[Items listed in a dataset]
--- begin ---

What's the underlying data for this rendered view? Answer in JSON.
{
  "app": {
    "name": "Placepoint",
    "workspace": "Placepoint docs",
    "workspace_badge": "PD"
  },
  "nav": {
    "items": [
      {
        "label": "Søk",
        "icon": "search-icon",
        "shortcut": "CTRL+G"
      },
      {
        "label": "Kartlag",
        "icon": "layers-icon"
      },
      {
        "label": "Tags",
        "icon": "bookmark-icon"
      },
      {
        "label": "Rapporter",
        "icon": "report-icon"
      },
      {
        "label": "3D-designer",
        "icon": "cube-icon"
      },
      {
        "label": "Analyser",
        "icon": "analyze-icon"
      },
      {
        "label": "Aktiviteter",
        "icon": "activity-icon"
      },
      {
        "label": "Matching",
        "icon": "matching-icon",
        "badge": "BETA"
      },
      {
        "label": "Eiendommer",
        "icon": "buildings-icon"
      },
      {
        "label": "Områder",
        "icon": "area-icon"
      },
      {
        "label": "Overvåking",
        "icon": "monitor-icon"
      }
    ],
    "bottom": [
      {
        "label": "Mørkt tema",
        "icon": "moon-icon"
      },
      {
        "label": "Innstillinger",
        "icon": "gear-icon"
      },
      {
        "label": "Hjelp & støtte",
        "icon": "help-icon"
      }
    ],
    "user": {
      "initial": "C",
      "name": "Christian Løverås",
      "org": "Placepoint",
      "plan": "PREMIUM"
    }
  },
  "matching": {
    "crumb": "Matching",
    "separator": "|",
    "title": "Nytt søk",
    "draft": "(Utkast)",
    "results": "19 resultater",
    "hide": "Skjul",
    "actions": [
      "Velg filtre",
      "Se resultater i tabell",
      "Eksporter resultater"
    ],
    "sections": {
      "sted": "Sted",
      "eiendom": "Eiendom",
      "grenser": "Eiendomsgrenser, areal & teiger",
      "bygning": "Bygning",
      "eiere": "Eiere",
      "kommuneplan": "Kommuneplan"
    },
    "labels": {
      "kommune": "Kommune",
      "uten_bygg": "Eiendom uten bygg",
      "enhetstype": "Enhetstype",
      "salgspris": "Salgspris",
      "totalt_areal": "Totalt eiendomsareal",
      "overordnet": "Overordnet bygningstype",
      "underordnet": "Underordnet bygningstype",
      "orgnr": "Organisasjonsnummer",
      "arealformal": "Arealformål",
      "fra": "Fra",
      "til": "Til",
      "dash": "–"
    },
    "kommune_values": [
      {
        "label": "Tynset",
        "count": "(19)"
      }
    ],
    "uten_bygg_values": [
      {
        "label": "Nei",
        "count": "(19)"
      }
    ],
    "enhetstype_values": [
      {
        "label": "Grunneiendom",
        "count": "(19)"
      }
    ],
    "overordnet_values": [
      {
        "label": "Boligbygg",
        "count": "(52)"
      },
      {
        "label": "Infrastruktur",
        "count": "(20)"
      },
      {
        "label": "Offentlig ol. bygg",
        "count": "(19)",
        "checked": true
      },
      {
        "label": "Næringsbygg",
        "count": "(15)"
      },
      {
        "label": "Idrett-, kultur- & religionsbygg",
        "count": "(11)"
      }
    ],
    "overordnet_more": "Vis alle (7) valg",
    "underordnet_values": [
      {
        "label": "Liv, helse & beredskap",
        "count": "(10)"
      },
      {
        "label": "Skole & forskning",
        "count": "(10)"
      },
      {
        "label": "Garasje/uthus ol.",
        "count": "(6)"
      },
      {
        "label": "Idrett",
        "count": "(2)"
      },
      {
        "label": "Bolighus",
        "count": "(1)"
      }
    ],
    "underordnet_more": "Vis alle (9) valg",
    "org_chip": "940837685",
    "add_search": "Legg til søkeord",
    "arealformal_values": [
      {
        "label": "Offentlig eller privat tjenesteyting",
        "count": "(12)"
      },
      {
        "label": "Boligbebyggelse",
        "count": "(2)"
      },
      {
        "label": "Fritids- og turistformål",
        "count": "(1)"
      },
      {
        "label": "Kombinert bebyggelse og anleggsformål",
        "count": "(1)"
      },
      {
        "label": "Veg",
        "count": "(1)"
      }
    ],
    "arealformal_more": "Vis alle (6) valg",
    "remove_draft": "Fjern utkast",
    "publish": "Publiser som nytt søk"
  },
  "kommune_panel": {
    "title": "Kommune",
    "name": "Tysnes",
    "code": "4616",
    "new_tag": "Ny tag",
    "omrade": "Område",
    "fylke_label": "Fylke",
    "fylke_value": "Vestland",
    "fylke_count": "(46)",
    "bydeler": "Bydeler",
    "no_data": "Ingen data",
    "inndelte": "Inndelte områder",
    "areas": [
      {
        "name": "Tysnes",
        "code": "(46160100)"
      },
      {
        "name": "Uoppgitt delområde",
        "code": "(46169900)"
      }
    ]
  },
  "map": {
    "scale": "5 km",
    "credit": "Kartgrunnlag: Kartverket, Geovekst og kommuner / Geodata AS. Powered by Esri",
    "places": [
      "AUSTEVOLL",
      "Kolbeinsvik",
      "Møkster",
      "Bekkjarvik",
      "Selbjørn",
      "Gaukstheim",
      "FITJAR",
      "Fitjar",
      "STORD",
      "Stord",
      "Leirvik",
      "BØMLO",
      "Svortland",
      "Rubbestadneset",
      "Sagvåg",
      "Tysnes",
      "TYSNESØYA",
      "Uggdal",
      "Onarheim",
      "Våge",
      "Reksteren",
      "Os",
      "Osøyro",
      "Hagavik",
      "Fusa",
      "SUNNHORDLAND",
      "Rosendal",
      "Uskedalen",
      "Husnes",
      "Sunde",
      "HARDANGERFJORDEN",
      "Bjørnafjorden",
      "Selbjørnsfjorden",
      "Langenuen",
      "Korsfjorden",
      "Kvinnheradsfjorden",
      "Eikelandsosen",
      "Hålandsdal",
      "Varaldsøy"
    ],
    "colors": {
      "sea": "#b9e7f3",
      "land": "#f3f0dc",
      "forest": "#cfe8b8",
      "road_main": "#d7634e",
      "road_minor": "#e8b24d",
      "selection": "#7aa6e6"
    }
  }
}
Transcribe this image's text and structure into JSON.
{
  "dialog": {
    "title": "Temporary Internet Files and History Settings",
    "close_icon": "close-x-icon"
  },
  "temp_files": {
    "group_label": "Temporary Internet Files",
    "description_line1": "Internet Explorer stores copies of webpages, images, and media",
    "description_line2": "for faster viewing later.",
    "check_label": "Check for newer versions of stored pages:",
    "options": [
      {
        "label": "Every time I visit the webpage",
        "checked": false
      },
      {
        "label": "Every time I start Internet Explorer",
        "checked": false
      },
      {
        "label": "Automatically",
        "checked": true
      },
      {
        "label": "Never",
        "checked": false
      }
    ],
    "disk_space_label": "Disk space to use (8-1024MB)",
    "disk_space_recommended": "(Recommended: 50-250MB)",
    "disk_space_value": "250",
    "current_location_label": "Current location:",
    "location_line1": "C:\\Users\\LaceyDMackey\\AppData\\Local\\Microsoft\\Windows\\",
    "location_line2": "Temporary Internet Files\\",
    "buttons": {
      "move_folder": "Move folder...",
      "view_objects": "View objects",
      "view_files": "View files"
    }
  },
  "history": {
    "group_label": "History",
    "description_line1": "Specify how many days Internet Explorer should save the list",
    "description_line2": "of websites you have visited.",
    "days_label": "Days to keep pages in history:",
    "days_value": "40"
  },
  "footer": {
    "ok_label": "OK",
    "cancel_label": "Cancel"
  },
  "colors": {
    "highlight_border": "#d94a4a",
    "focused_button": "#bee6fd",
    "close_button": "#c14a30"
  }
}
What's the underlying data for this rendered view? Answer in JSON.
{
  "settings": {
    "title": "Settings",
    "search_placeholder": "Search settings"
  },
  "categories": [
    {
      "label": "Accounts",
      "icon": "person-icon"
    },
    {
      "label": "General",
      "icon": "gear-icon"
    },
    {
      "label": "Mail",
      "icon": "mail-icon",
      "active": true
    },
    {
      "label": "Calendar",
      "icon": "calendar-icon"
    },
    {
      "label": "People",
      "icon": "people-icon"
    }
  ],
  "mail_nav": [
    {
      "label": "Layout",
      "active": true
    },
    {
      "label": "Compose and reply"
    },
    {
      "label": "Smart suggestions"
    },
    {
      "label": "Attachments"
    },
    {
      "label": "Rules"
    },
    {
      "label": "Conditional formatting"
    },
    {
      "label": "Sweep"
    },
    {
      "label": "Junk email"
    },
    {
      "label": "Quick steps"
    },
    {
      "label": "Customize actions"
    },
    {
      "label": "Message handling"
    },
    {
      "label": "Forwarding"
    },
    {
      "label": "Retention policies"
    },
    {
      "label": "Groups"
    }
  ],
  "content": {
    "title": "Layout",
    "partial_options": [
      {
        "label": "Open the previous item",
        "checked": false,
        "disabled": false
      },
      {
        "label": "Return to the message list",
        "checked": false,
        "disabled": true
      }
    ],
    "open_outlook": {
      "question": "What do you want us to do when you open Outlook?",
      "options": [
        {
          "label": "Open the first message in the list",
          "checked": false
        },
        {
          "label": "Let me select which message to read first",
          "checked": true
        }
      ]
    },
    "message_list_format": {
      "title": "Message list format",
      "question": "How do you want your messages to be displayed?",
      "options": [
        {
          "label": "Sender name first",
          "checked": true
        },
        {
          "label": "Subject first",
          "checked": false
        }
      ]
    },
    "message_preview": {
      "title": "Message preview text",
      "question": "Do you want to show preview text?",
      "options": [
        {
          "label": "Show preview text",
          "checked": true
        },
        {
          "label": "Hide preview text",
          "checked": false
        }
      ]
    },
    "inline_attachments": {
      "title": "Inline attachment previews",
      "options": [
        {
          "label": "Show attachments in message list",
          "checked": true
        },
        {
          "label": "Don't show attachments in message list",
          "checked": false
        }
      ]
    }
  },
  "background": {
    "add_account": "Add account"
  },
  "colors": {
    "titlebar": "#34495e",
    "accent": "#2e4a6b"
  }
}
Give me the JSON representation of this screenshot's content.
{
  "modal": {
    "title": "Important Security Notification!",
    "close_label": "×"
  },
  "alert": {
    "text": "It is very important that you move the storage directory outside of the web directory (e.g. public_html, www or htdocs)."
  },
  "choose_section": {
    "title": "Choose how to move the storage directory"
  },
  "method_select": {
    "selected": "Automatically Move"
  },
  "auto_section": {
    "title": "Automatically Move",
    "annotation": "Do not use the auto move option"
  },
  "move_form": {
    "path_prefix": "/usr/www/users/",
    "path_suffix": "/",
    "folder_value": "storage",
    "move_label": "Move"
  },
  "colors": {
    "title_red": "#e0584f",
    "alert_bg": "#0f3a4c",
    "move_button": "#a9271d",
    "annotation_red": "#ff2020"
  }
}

--- end ---

Looking at the listing above, count the lines that contain "want" and give nothing but the number.

3